# INSTRUCTIONS FOR THE TASK:
Pull out every line of the data below that contains the string "optical", treating uppercase and lowercase as different.

A run of records:
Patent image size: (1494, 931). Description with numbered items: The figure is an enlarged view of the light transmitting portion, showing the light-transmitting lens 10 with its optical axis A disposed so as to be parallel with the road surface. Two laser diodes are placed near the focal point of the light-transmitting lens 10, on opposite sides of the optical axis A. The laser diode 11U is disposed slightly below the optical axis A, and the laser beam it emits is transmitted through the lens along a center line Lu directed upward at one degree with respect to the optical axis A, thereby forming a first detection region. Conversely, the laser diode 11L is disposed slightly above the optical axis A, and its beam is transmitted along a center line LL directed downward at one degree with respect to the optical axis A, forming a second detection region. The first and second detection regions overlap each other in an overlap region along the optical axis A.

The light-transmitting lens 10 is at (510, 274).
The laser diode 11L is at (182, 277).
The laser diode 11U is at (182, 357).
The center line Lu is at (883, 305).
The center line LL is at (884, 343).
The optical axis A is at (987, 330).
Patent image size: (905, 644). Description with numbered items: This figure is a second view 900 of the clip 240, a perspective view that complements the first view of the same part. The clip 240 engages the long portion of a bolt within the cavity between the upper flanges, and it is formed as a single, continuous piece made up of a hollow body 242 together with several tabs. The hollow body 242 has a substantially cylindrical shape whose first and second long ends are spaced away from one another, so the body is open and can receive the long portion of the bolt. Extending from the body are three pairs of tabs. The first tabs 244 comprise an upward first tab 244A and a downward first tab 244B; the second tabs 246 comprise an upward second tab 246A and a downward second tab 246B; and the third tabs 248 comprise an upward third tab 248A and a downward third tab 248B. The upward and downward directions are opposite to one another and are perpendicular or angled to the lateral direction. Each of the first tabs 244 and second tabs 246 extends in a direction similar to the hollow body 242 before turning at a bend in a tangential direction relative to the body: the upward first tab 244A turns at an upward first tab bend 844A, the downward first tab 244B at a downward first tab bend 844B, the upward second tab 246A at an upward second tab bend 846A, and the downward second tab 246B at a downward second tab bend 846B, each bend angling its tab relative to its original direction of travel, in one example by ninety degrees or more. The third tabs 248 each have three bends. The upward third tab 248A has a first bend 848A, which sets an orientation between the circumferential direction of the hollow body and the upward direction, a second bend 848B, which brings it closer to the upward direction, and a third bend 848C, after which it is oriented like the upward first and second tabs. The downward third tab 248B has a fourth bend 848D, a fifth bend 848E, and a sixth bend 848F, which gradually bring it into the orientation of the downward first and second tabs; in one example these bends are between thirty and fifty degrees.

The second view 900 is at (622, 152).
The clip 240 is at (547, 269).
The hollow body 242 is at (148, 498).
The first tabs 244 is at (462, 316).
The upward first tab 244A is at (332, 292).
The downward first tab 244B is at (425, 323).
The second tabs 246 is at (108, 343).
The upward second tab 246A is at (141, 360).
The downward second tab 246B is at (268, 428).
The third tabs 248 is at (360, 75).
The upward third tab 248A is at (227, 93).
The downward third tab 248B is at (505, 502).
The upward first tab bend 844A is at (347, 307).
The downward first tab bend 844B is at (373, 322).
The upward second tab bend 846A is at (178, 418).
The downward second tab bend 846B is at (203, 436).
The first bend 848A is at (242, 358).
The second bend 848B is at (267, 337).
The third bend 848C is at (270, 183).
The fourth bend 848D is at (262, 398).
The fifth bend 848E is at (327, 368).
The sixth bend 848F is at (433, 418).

# ANSWER TO THE PROBLEM:
Patent image size: (1494, 931). Description with numbered items: The figure is an enlarged view of the light transmitting portion, showing the light-transmitting lens 10 with its optical axis A disposed so as to be parallel with the road surface. Two laser diodes are placed near the focal point of the light-transmitting lens 10, on opposite sides of the optical axis A. The laser diode 11U is disposed slightly below the optical axis A, and the laser beam it emits is transmitted through the lens along a center line Lu directed upward at one degree with respect to the optical axis A, thereby forming a first detection region. Conversely, the laser diode 11L is disposed slightly above the optical axis A, and its beam is transmitted along a center line LL directed downward at one degree with respect to the optical axis A, forming a second detection region. The first and second detection regions overlap each other in an overlap region along the optical axis A.
The optical axis A is at (987, 330).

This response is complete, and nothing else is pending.